====== PROVIDED TEXT ======

Main article: Pantheism controversy

In 1785, Friedrich Heinrich Jacobi published a condemnation of Spinoza's pantheism, after Lessing was thought to have confessed on his deathbed to being a "Spinozist", which was the equivalent in his time of being called an atheist. Jacobi claimed that Spinoza's doctrine was pure materialism, because all Nature and God are said to be nothing but extended substance. This, for Jacobi, was the result of Enlightenment rationalism and it would finally end in absolute atheism. Moses Mendelssohn disagreed with Jacobi, saying that there is no actual difference between theism and pantheism. The entire issue became a major intellectual and religious concern for European civilization at the time, which Immanuel Kant rejected, as he thought that attempts to conceive of transcendent reality would lead to antinomies in thought.

The attraction of Spinoza's philosophy to late eighteenth-century Europeans was that it provided an alternative to materialism, atheism, and deism. Three of Spinoza's ideas strongly appealed to them:

  • the unity of all that exists;
  • the regularity of all that happens; and
  • the identity of spirit and nature.

Spinoza's "God or Nature" provided a living, natural God, in contrast to the Newtonian mechanical "First Cause" or the dead mechanism of the French "Man Machine."

====== SUPPLIED DATA ======

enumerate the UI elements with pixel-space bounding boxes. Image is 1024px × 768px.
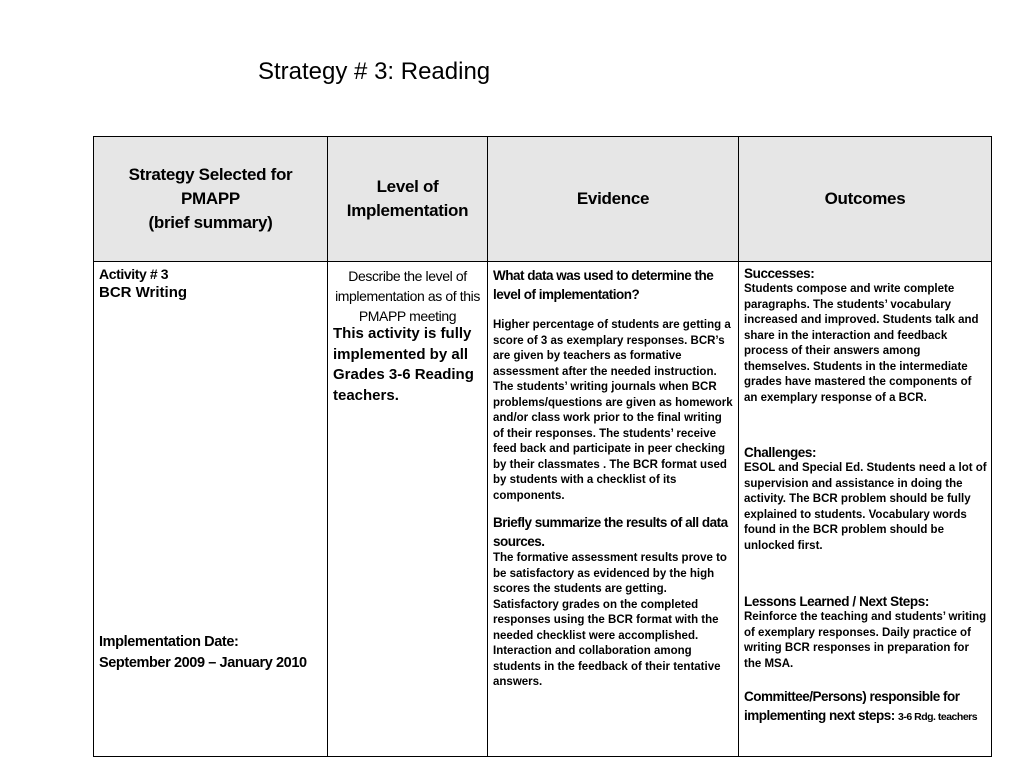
outcomes-cell	[739, 262, 992, 757]
implementation-date-label: Implementation Date:	[99, 634, 239, 650]
evidence-answer-1: Higher percentage of students are getting a score of 3 as exemplary responses. BCR’s are given by teachers as formative assessment after the needed instruction. The students’ writing journals when BCR problems/questions are given as homework and/or class work prior to the final writing of their responses. The students’ receive feed back and participate in peer checking by their classmates . The BCR format used by students with a checklist of its components.	[493, 319, 733, 502]
evidence-question-2: Briefly summarize the results of all data sources.	[493, 515, 728, 549]
header-strategy	[94, 137, 328, 262]
header-level-line-1: Level of	[376, 177, 439, 196]
level-answer: This activity is fully implemented by all Grades 3-6 Reading teachers.	[333, 325, 474, 404]
successes-label: Successes:	[744, 266, 815, 281]
activity-number: Activity # 3	[99, 266, 169, 282]
strategy-cell	[94, 262, 328, 757]
strategy-table	[93, 136, 992, 757]
committee-block	[744, 687, 988, 727]
header-strategy-line-2: PMAPP	[181, 189, 240, 208]
successes-text: Students compose and write complete paragraphs. The students’ vocabulary increased and improved. Students talk and share in the interaction and feedback process of their answers among themselves. Students in the intermediate grades have mastered the components of an exemplary response of a BCR.	[744, 283, 979, 404]
header-outcomes-label: Outcomes	[824, 189, 906, 208]
header-level-line-2: Implementation	[346, 201, 469, 220]
header-strategy-line-1: Strategy Selected for	[128, 165, 293, 184]
implementation-date-block	[99, 632, 307, 674]
evidence-question-1: What data was used to determine the level of implementation?	[493, 268, 714, 302]
committee-label: Committee/Persons) responsible for implementing next steps:	[744, 689, 960, 723]
lessons-text: Reinforce the teaching and students’ writing of exemplary responses. Daily practice of writing BCR responses in preparation for the MSA.	[744, 611, 987, 670]
header-level	[328, 137, 488, 262]
activity-name: BCR Writing	[99, 284, 188, 301]
challenges-text: ESOL and Special Ed. Students need a lot of supervision and assistance in doing the activity. The BCR problem should be fully explained to students. Vocabulary words found in the BCR problem should be unlocked first.	[744, 462, 987, 552]
header-evidence-label: Evidence	[576, 189, 650, 208]
table-row	[94, 262, 992, 757]
implementation-date-value: September 2009 – January 2010	[99, 655, 307, 671]
header-row	[94, 137, 992, 262]
challenges-label: Challenges:	[744, 445, 817, 460]
level-cell	[328, 262, 488, 757]
evidence-answer-2: The formative assessment results prove to be satisfactory as evidenced by the high scores the students are getting. Satisfactory grades on the completed responses using the BCR format with the needed checklist were accomplished. Interaction and collaboration among students in the feedback of their tentative answers.	[493, 552, 727, 688]
header-outcomes	[739, 137, 992, 262]
header-evidence	[488, 137, 739, 262]
level-prompt: Describe the level of implementation as of this PMAPP meeting	[335, 268, 480, 324]
evidence-cell	[488, 262, 739, 757]
page-title: Strategy # 3: Reading	[258, 58, 491, 85]
committee-value: 3-6 Rdg. teachers	[898, 711, 978, 723]
header-strategy-line-3: (brief summary)	[148, 213, 273, 232]
lessons-label: Lessons Learned / Next Steps:	[744, 594, 929, 609]
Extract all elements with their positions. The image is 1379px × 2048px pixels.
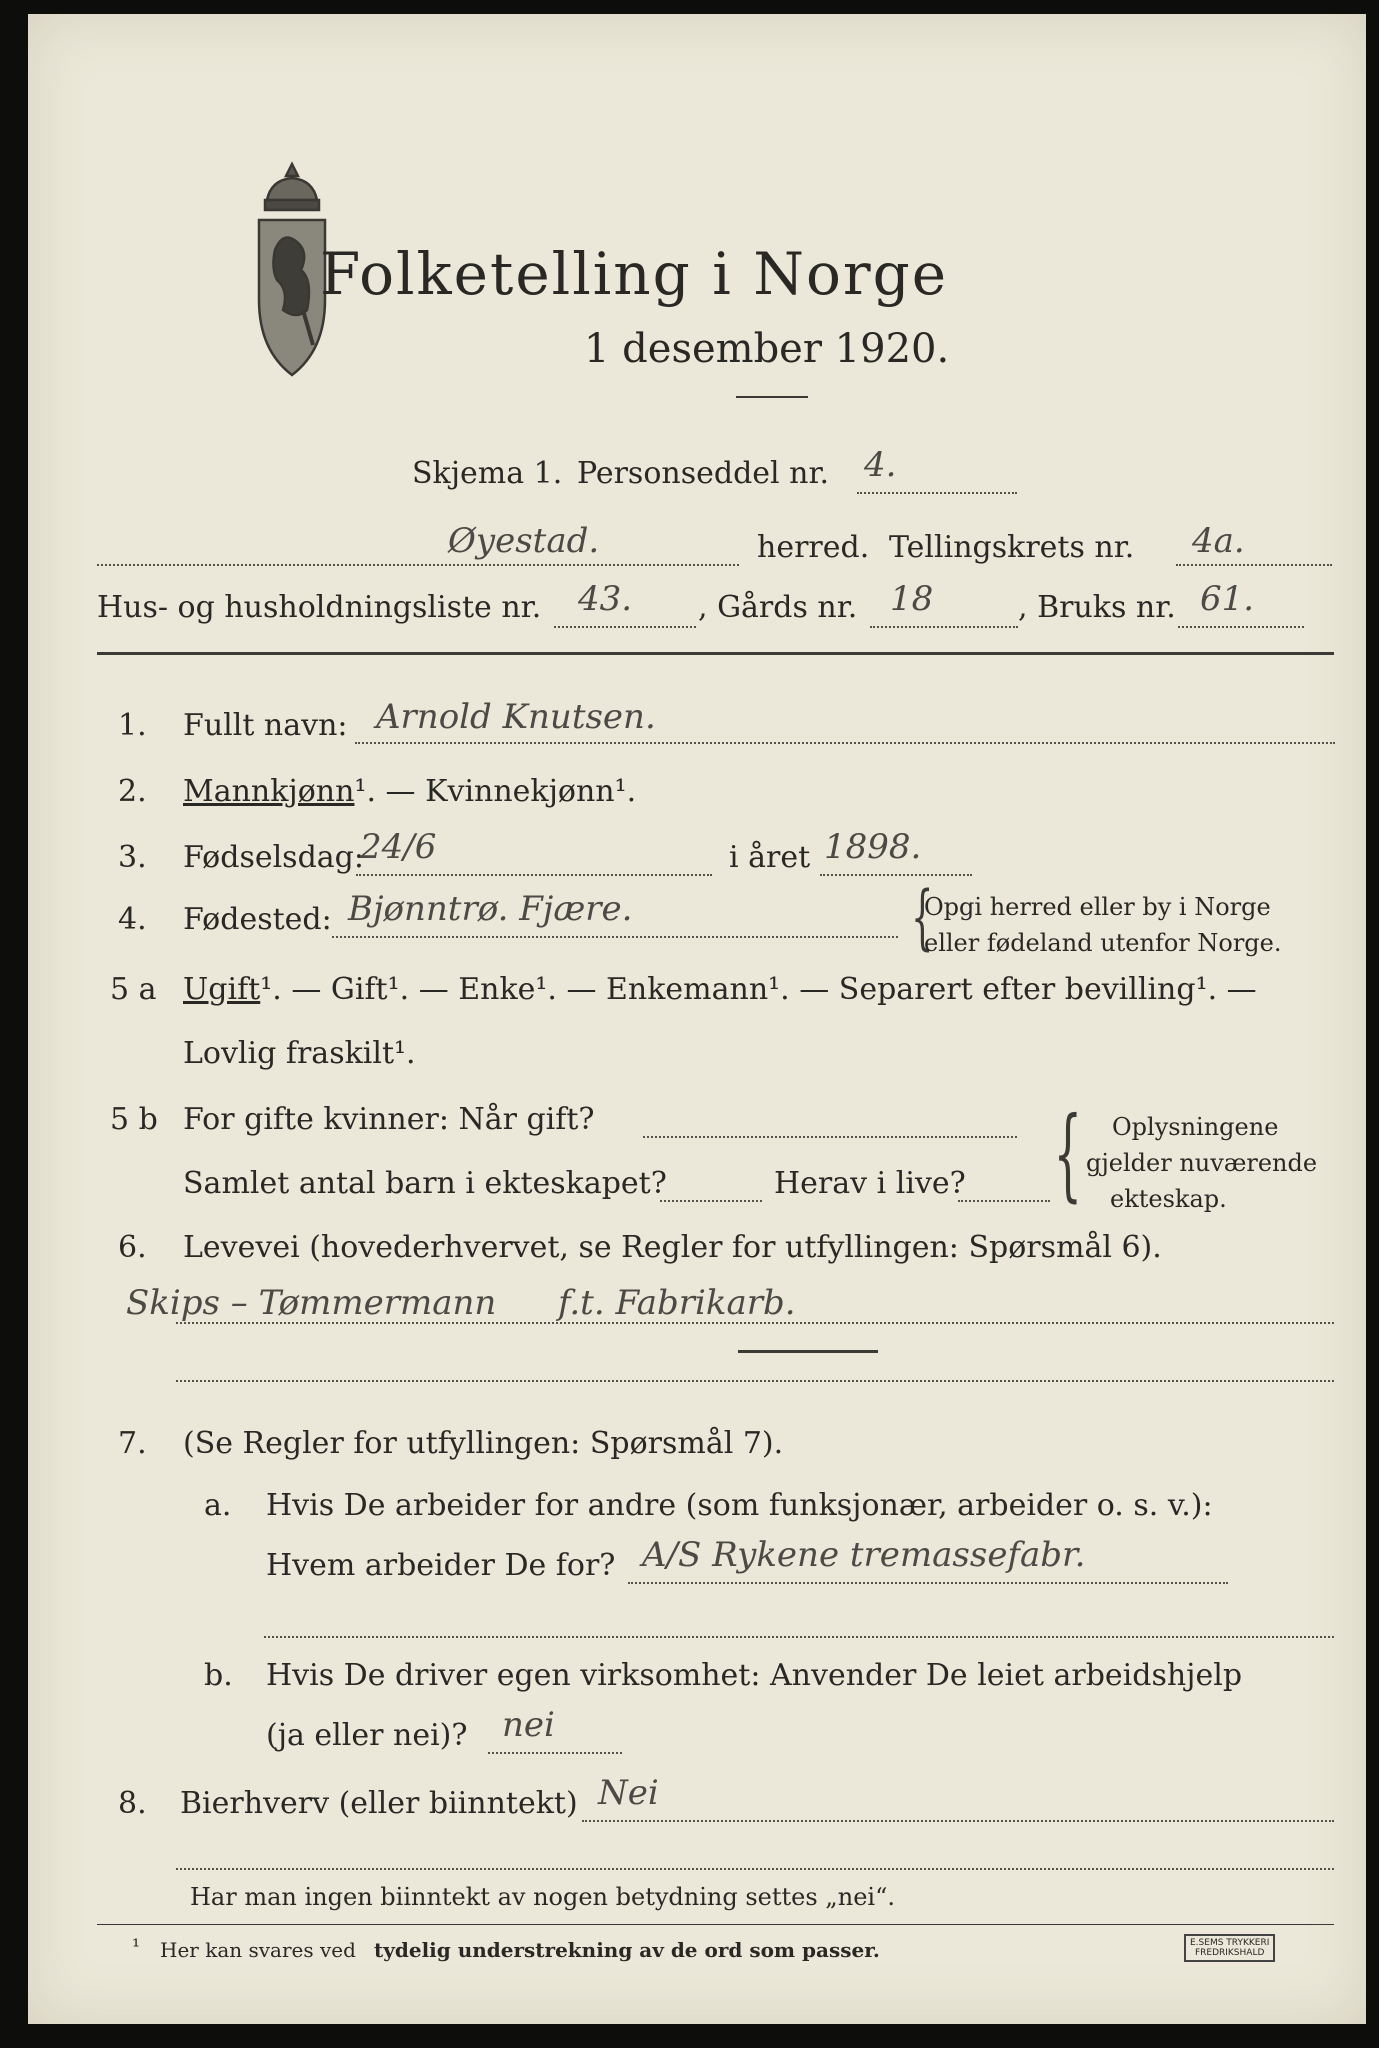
- q5b-note-1: Oplysningene: [1112, 1113, 1279, 1141]
- q5b-dotline-3: [958, 1200, 1050, 1202]
- bruks-dotline: [1178, 626, 1304, 628]
- q8-dotline-2: [176, 1868, 1334, 1870]
- footer-rule: [97, 1924, 1334, 1925]
- q2-line: Mannkjønn¹. — Kvinnekjønn¹.: [183, 774, 637, 809]
- personseddel-label: Personseddel nr.: [577, 456, 830, 491]
- personseddel-dotline: [857, 492, 1017, 494]
- q7a-number: a.: [204, 1488, 232, 1523]
- husholdningsliste-dotline: [554, 626, 696, 628]
- title-divider: [736, 396, 808, 398]
- tellingskrets-dotline: [1176, 564, 1332, 566]
- q1-label: Fullt navn:: [183, 708, 348, 743]
- q4-dotline: [332, 936, 898, 938]
- q7b-number: b.: [204, 1658, 233, 1693]
- q5b-brace: {: [1053, 1095, 1083, 1212]
- q3-dotline: [356, 874, 712, 876]
- q7b-line-2: (ja eller nei)?: [266, 1718, 468, 1753]
- herred-label: herred.: [757, 530, 870, 565]
- q6-number: 6.: [118, 1230, 147, 1265]
- q7-number: 7.: [118, 1426, 147, 1461]
- q6-value-2: f.t. Fabrikarb.: [558, 1283, 796, 1323]
- q5b-label-2: Samlet antal barn i ekteskapet?: [183, 1166, 667, 1201]
- q4-note-1: Opgi herred eller by i Norge: [924, 893, 1271, 921]
- q4-number: 4.: [118, 902, 147, 937]
- q7a-value: A/S Rykene tremassefabr.: [642, 1535, 1086, 1575]
- q4-brace: {: [911, 876, 934, 958]
- tellingskrets-label: Tellingskrets nr.: [889, 530, 1135, 565]
- printer-stamp: E.SEMS TRYKKERI FREDRIKSHALD: [1184, 1934, 1275, 1962]
- husholdningsliste-value: 43.: [578, 579, 633, 619]
- q7a-dotline-2: [264, 1636, 1334, 1638]
- census-date: 1 desember 1920.: [584, 326, 950, 372]
- personseddel-value: 4.: [864, 445, 897, 485]
- q6-dotline-1: [176, 1322, 1334, 1324]
- footnote-text-a: Her kan svares ved: [160, 1938, 356, 1962]
- q8-label: Bierhverv (eller biinntekt): [180, 1786, 578, 1821]
- ugift-option: Ugift: [183, 972, 261, 1007]
- q5b-dotline-1: [643, 1136, 1017, 1138]
- skjema-label: Skjema 1.: [412, 456, 563, 491]
- q5b-label-3: Herav i live?: [774, 1166, 966, 1201]
- q4-label: Fødested:: [183, 902, 332, 937]
- tellingskrets-value: 4a.: [1192, 521, 1245, 561]
- kvinnekjonn-option: Kvinnekjønn: [425, 774, 615, 809]
- q6-dotline-2: [176, 1380, 1334, 1382]
- q5b-label-1: For gifte kvinner: Når gift?: [183, 1102, 595, 1137]
- q5a-number: 5 a: [110, 972, 157, 1007]
- q7b-dotline: [488, 1752, 622, 1754]
- q8-value: Nei: [598, 1773, 659, 1813]
- herred-value: Øyestad.: [448, 521, 600, 561]
- census-form-page: [28, 14, 1366, 2024]
- q7a-line-1: Hvis De arbeider for andre (som funksjonær, arbeider o. s. v.):: [266, 1488, 1213, 1523]
- q6-underline-mark: [738, 1350, 878, 1353]
- q3-year-label: i året: [729, 840, 811, 875]
- q3-number: 3.: [118, 840, 147, 875]
- footnote-mark: ¹: [132, 1934, 141, 1958]
- bruks-value: 61.: [1200, 579, 1255, 619]
- q5b-note-3: ekteskap.: [1110, 1185, 1227, 1213]
- q6-label: Levevei (hovederhvervet, se Regler for utfyllingen: Spørsmål 6).: [183, 1230, 1162, 1265]
- q5a-line-1: Ugift¹. — Gift¹. — Enke¹. — Enkemann¹. — Separert efter bevilling¹. —: [183, 972, 1257, 1007]
- q7b-value: nei: [502, 1705, 555, 1745]
- herred-dotline: [97, 564, 739, 566]
- gards-label: , Gårds nr.: [698, 590, 858, 625]
- q5b-note-2: gjelder nuværende: [1086, 1149, 1318, 1177]
- q7a-dotline: [628, 1582, 1228, 1584]
- q7b-line-1: Hvis De driver egen virksomhet: Anvender De leiet arbeidshjelp: [266, 1658, 1243, 1693]
- q3-year-dotline: [820, 874, 972, 876]
- q6-value: Skips – Tømmermann: [126, 1283, 497, 1323]
- header-rule: [97, 652, 1334, 655]
- q3-year-value: 1898.: [824, 827, 922, 867]
- gards-dotline: [870, 626, 1018, 628]
- q8-number: 8.: [118, 1786, 147, 1821]
- q3-label: Fødselsdag:: [183, 840, 364, 875]
- footer-note: Har man ingen biinntekt av nogen betydning settes „nei“.: [190, 1883, 895, 1911]
- q5b-dotline-2: [660, 1200, 762, 1202]
- q1-value: Arnold Knutsen.: [376, 697, 656, 737]
- q5a-line-2: Lovlig fraskilt¹.: [183, 1036, 416, 1071]
- q3-value: 24/6: [360, 827, 437, 867]
- q1-number: 1.: [118, 708, 147, 743]
- q8-dotline: [582, 1820, 1334, 1822]
- mannkjonn-option: Mannkjønn: [183, 774, 355, 809]
- q4-note-2: eller fødeland utenfor Norge.: [924, 929, 1282, 957]
- gards-value: 18: [890, 579, 934, 619]
- footnote-text-b: tydelig understrekning av de ord som passer.: [374, 1938, 880, 1962]
- q2-number: 2.: [118, 774, 147, 809]
- q7-label: (Se Regler for utfyllingen: Spørsmål 7).: [183, 1426, 784, 1461]
- q5b-number: 5 b: [110, 1102, 158, 1137]
- q1-dotline: [355, 742, 1335, 744]
- form-title: Folketelling i Norge: [320, 240, 949, 308]
- bruks-label: , Bruks nr.: [1018, 590, 1176, 625]
- husholdningsliste-label: Hus- og husholdningsliste nr.: [97, 590, 542, 625]
- q4-value: Bjønntrø. Fjære.: [348, 889, 633, 929]
- q7a-line-2: Hvem arbeider De for?: [266, 1548, 616, 1583]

======

▸ **DIRECTIVES**:
1. Reproduce word for word the part of the passage on the pantheism controversy from "Main article: Pantheism" up to and including "antinomies in thought.".
2. Summarize the passage on the pantheism controversy in two sentences.
The entries aren't needed for what follows.

▸ **ANSWERS BY TASK**:
1.
Main article: Pantheism controversy

In 1785, Friedrich Heinrich Jacobi published a condemnation of Spinoza's pantheism, after Lessing was thought to have confessed on his deathbed to being a "Spinozist", which was the equivalent in his time of being called an atheist. Jacobi claimed that Spinoza's doctrine was pure materialism, because all Nature and God are said to be nothing but extended substance. This, for Jacobi, was the result of Enlightenment rationalism and it would finally end in absolute atheism. Moses Mendelssohn disagreed with Jacobi, saying that there is no actual difference between theism and pantheism. The entire issue became a major intellectual and religious concern for European civilization at the time, which Immanuel Kant rejected, as he thought that attempts to conceive of transcendent reality would lead to antinomies in thought.

2. In 1785 Jacobi condemned Spinoza's pantheism as pure materialism that would end in absolute atheism, while Mendelssohn held that there is no actual difference between theism and pantheism, and Kant rejected the whole issue. Spinoza's philosophy attracted late eighteenth-century Europeans as an alternative to materialism, atheism, and deism, appealing through the unity of all that exists, the regularity of all that happens, and the identity of spirit and nature.